Dataset items:
-=-=-=-=-

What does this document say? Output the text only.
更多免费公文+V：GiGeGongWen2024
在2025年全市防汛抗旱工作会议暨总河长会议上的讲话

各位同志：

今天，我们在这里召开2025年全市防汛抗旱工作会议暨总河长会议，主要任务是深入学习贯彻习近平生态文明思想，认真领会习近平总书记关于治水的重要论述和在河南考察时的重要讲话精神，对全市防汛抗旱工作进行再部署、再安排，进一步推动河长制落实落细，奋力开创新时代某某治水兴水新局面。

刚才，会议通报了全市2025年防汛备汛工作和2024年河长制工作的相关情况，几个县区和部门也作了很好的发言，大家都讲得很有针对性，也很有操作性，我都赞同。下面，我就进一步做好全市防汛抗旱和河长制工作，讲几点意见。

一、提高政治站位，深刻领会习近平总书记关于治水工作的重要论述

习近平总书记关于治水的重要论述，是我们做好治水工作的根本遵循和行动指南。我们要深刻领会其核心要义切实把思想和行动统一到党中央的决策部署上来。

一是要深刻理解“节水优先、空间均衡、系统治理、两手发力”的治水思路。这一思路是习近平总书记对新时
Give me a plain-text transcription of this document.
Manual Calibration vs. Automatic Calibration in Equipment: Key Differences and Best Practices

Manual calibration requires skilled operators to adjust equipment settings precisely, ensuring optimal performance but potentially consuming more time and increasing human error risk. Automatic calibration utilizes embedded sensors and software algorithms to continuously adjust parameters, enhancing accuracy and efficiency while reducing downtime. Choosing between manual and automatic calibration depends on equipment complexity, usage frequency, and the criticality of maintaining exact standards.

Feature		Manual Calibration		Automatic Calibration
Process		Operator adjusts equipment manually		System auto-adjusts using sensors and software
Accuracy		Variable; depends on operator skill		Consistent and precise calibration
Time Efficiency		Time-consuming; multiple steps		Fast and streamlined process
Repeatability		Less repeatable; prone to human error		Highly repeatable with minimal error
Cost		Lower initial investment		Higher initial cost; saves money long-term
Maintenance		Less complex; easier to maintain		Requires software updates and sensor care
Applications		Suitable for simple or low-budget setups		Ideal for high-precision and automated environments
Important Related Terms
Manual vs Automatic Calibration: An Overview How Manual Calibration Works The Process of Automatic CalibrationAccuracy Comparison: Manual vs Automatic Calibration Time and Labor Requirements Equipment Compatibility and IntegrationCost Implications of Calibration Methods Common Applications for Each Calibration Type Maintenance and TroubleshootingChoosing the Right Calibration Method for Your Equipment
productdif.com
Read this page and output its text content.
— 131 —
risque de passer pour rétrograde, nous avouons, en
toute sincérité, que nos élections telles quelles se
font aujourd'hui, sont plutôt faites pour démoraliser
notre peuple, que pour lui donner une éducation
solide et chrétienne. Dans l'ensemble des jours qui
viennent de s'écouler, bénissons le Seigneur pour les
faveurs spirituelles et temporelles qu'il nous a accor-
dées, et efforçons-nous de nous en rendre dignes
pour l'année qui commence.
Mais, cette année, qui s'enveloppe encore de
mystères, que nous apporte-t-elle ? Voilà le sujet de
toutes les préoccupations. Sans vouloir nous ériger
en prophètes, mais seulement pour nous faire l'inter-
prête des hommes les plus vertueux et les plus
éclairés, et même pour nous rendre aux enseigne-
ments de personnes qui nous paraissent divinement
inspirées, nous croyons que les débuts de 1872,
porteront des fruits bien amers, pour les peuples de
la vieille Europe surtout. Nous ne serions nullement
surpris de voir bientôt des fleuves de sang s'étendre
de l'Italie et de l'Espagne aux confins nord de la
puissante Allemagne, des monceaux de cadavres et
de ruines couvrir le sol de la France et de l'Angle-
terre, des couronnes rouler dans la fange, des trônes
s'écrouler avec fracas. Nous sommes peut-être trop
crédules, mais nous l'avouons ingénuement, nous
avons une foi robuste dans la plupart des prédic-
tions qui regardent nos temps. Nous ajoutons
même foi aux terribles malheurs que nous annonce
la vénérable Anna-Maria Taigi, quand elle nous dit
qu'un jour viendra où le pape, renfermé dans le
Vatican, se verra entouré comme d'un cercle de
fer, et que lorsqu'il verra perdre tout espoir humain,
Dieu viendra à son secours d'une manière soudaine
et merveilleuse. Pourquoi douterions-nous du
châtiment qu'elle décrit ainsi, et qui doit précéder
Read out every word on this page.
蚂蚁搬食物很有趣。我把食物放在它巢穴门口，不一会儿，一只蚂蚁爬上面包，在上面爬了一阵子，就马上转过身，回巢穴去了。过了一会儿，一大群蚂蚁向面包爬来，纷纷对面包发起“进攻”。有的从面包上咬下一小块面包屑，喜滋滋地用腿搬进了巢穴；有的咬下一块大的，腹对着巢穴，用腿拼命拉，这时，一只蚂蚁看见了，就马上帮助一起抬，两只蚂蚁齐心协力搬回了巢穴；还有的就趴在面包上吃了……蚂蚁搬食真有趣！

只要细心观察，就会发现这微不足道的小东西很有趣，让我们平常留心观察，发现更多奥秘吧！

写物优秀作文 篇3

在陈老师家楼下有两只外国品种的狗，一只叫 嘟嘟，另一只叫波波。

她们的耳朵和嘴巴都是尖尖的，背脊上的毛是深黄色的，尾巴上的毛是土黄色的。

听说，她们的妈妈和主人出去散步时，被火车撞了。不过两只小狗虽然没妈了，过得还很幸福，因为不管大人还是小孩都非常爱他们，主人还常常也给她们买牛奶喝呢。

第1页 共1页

-=-=-=-=-

> [Set problem]: Reproduce the full set of records precisely.

> [Answer]:
What does this document say? Output the text only.
更多免费公文+V：GiGeGongWen2024
在2025年全市防汛抗旱工作会议暨总河长会议上的讲话

各位同志：

今天，我们在这里召开2025年全市防汛抗旱工作会议暨总河长会议，主要任务是深入学习贯彻习近平生态文明思想，认真领会习近平总书记关于治水的重要论述和在河南考察时的重要讲话精神，对全市防汛抗旱工作进行再部署、再安排，进一步推动河长制落实落细，奋力开创新时代某某治水兴水新局面。

刚才，会议通报了全市2025年防汛备汛工作和2024年河长制工作的相关情况，几个县区和部门也作了很好的发言，大家都讲得很有针对性，也很有操作性，我都赞同。下面，我就进一步做好全市防汛抗旱和河长制工作，讲几点意见。

一、提高政治站位，深刻领会习近平总书记关于治水工作的重要论述

习近平总书记关于治水的重要论述，是我们做好治水工作的根本遵循和行动指南。我们要深刻领会其核心要义切实把思想和行动统一到党中央的决策部署上来。

一是要深刻理解“节水优先、空间均衡、系统治理、两手发力”的治水思路。这一思路是习近平总书记对新时
Give me a plain-text transcription of this document.
Manual Calibration vs. Automatic Calibration in Equipment: Key Differences and Best Practices

Manual calibration requires skilled operators to adjust equipment settings precisely, ensuring optimal performance but potentially consuming more time and increasing human error risk. Automatic calibration utilizes embedded sensors and software algorithms to continuously adjust parameters, enhancing accuracy and efficiency while reducing downtime. Choosing between manual and automatic calibration depends on equipment complexity, usage frequency, and the criticality of maintaining exact standards.

Feature		Manual Calibration		Automatic Calibration
Process		Operator adjusts equipment manually		System auto-adjusts using sensors and software
Accuracy		Variable; depends on operator skill		Consistent and precise calibration
Time Efficiency		Time-consuming; multiple steps		Fast and streamlined process
Repeatability		Less repeatable; prone to human error		Highly repeatable with minimal error
Cost		Lower initial investment		Higher initial cost; saves money long-term
Maintenance		Less complex; easier to maintain		Requires software updates and sensor care
Applications		Suitable for simple or low-budget setups		Ideal for high-precision and automated environments
Important Related Terms
Manual vs Automatic Calibration: An Overview How Manual Calibration Works The Process of Automatic CalibrationAccuracy Comparison: Manual vs Automatic Calibration Time and Labor Requirements Equipment Compatibility and IntegrationCost Implications of Calibration Methods Common Applications for Each Calibration Type Maintenance and TroubleshootingChoosing the Right Calibration Method for Your Equipment
productdif.com
Read this page and output its text content.
— 131 —
risque de passer pour rétrograde, nous avouons, en
toute sincérité, que nos élections telles quelles se
font aujourd'hui, sont plutôt faites pour démoraliser
notre peuple, que pour lui donner une éducation
solide et chrétienne. Dans l'ensemble des jours qui
viennent de s'écouler, bénissons le Seigneur pour les
faveurs spirituelles et temporelles qu'il nous a accor-
dées, et efforçons-nous de nous en rendre dignes
pour l'année qui commence.
Mais, cette année, qui s'enveloppe encore de
mystères, que nous apporte-t-elle ? Voilà le sujet de
toutes les préoccupations. Sans vouloir nous ériger
en prophètes, mais seulement pour nous faire l'inter-
prête des hommes les plus vertueux et les plus
éclairés, et même pour nous rendre aux enseigne-
ments de personnes qui nous paraissent divinement
inspirées, nous croyons que les débuts de 1872,
porteront des fruits bien amers, pour les peuples de
la vieille Europe surtout. Nous ne serions nullement
surpris de voir bientôt des fleuves de sang s'étendre
de l'Italie et de l'Espagne aux confins nord de la
puissante Allemagne, des monceaux de cadavres et
de ruines couvrir le sol de la France et de l'Angle-
terre, des couronnes rouler dans la fange, des trônes
s'écrouler avec fracas. Nous sommes peut-être trop
crédules, mais nous l'avouons ingénuement, nous
avons une foi robuste dans la plupart des prédic-
tions qui regardent nos temps. Nous ajoutons
même foi aux terribles malheurs que nous annonce
la vénérable Anna-Maria Taigi, quand elle nous dit
qu'un jour viendra où le pape, renfermé dans le
Vatican, se verra entouré comme d'un cercle de
fer, et que lorsqu'il verra perdre tout espoir humain,
Dieu viendra à son secours d'une manière soudaine
et merveilleuse. Pourquoi douterions-nous du
châtiment qu'elle décrit ainsi, et qui doit précéder
Read out every word on this page.
蚂蚁搬食物很有趣。我把食物放在它巢穴门口，不一会儿，一只蚂蚁爬上面包，在上面爬了一阵子，就马上转过身，回巢穴去了。过了一会儿，一大群蚂蚁向面包爬来，纷纷对面包发起“进攻”。有的从面包上咬下一小块面包屑，喜滋滋地用腿搬进了巢穴；有的咬下一块大的，腹对着巢穴，用腿拼命拉，这时，一只蚂蚁看见了，就马上帮助一起抬，两只蚂蚁齐心协力搬回了巢穴；还有的就趴在面包上吃了……蚂蚁搬食真有趣！

只要细心观察，就会发现这微不足道的小东西很有趣，让我们平常留心观察，发现更多奥秘吧！

写物优秀作文 篇3

在陈老师家楼下有两只外国品种的狗，一只叫 嘟嘟，另一只叫波波。

她们的耳朵和嘴巴都是尖尖的，背脊上的毛是深黄色的，尾巴上的毛是土黄色的。

听说，她们的妈妈和主人出去散步时，被火车撞了。不过两只小狗虽然没妈了，过得还很幸福，因为不管大人还是小孩都非常爱他们，主人还常常也给她们买牛奶喝呢。

第1页 共1页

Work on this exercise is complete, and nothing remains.